(Brief) In the listing below, locate the lines that hold the string "conditions". Copy those lines.

(Data in this exercise)
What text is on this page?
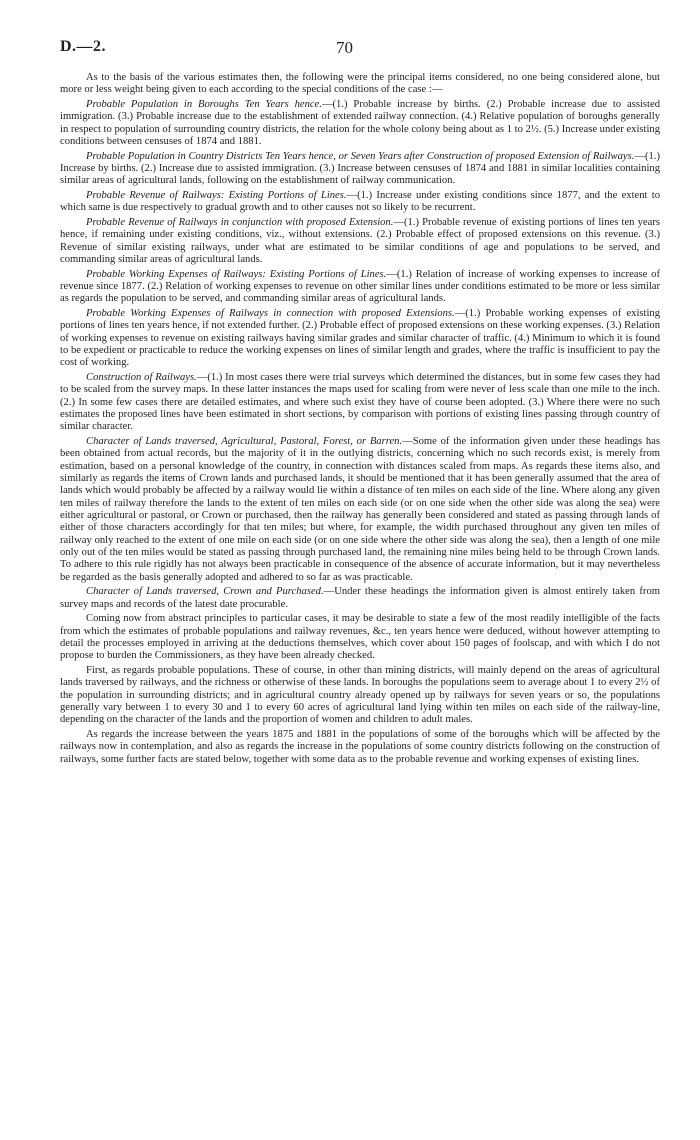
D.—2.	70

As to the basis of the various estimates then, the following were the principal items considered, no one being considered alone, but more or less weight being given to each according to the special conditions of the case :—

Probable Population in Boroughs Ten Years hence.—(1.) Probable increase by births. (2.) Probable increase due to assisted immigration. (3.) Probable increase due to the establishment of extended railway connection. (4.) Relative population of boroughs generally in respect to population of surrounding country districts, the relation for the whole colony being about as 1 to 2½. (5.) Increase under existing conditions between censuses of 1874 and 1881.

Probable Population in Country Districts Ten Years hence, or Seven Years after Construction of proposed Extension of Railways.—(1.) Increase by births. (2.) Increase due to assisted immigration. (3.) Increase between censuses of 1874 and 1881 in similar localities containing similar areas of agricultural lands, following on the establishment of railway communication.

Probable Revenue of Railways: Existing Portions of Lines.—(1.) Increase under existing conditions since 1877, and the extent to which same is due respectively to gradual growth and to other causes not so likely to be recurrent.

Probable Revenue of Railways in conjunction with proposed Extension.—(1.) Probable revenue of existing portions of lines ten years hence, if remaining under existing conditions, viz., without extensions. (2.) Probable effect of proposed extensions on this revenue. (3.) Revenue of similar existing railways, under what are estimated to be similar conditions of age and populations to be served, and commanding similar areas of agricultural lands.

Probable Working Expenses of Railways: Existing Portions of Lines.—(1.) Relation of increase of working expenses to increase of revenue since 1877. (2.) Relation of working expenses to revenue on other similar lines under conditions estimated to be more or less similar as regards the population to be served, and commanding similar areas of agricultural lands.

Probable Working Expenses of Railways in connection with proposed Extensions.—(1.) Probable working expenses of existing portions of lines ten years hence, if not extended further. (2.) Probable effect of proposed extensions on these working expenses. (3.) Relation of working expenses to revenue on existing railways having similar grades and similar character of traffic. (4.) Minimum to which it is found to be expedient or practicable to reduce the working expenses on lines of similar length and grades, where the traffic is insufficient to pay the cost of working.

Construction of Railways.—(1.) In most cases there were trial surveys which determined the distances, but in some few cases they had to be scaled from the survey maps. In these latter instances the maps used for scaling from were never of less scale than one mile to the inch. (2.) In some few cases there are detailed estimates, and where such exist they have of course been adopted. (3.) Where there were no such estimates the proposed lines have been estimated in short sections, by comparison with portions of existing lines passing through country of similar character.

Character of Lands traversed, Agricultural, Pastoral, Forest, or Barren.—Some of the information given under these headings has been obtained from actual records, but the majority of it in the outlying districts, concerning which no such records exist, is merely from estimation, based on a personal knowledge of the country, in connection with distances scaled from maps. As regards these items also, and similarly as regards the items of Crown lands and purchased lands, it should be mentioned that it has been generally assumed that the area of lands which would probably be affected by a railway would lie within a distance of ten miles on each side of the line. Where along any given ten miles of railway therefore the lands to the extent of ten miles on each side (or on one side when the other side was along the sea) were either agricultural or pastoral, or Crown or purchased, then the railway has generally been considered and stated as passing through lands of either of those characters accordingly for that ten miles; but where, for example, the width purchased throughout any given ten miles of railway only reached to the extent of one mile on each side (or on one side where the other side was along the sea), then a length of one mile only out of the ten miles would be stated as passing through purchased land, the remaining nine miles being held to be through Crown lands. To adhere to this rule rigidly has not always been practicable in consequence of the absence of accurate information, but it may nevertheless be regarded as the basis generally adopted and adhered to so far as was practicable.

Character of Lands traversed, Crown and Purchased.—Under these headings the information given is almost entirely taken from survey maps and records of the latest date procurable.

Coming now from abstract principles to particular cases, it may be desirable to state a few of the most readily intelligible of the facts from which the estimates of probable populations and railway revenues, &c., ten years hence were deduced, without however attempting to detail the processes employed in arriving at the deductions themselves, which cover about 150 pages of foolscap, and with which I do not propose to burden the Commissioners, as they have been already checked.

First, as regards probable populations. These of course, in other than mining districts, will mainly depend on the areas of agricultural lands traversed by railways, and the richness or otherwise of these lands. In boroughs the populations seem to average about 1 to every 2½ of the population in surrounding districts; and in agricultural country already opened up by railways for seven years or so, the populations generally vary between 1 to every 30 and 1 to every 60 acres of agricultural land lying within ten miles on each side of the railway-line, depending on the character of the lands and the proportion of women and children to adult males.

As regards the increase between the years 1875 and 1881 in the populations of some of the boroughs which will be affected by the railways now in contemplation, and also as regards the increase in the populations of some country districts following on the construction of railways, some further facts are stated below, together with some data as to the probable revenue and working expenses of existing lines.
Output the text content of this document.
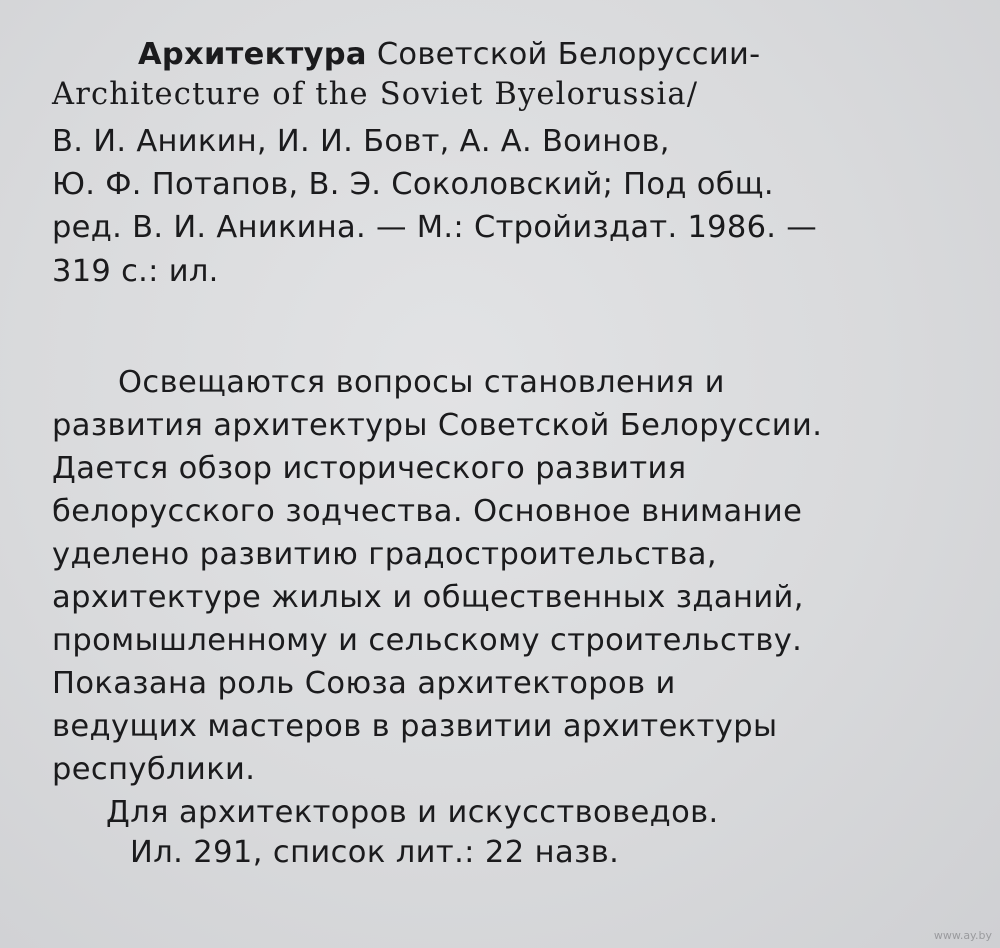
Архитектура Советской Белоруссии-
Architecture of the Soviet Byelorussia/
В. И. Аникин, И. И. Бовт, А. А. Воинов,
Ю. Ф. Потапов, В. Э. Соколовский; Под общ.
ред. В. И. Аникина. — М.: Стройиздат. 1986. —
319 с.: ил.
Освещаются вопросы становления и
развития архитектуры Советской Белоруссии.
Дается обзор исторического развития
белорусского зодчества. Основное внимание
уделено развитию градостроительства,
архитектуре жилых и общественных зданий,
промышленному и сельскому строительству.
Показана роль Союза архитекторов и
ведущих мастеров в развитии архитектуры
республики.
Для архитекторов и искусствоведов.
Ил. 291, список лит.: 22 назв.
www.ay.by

(Response)
As to the basis of the various estimates then, the following were the principal items considered, no one being considered alone, but more or less weight being given to each according to the special conditions of the case :—
Probable Population in Boroughs Ten Years hence.—(1.) Probable increase by births. (2.) Probable increase due to assisted immigration. (3.) Probable increase due to the establishment of extended railway connection. (4.) Relative population of boroughs generally in respect to population of surrounding country districts, the relation for the whole colony being about as 1 to 2½. (5.) Increase under existing conditions between censuses of 1874 and 1881.
Probable Revenue of Railways: Existing Portions of Lines.—(1.) Increase under existing conditions since 1877, and the extent to which same is due respectively to gradual growth and to other causes not so likely to be recurrent.
Probable Revenue of Railways in conjunction with proposed Extension.—(1.) Probable revenue of existing portions of lines ten years hence, if remaining under existing conditions, viz., without extensions. (2.) Probable effect of proposed extensions on this revenue. (3.) Revenue of similar existing railways, under what are estimated to be similar conditions of age and populations to be served, and commanding similar areas of agricultural lands.
Probable Working Expenses of Railways: Existing Portions of Lines.—(1.) Relation of increase of working expenses to increase of revenue since 1877. (2.) Relation of working expenses to revenue on other similar lines under conditions estimated to be more or less similar as regards the population to be served, and commanding similar areas of agricultural lands.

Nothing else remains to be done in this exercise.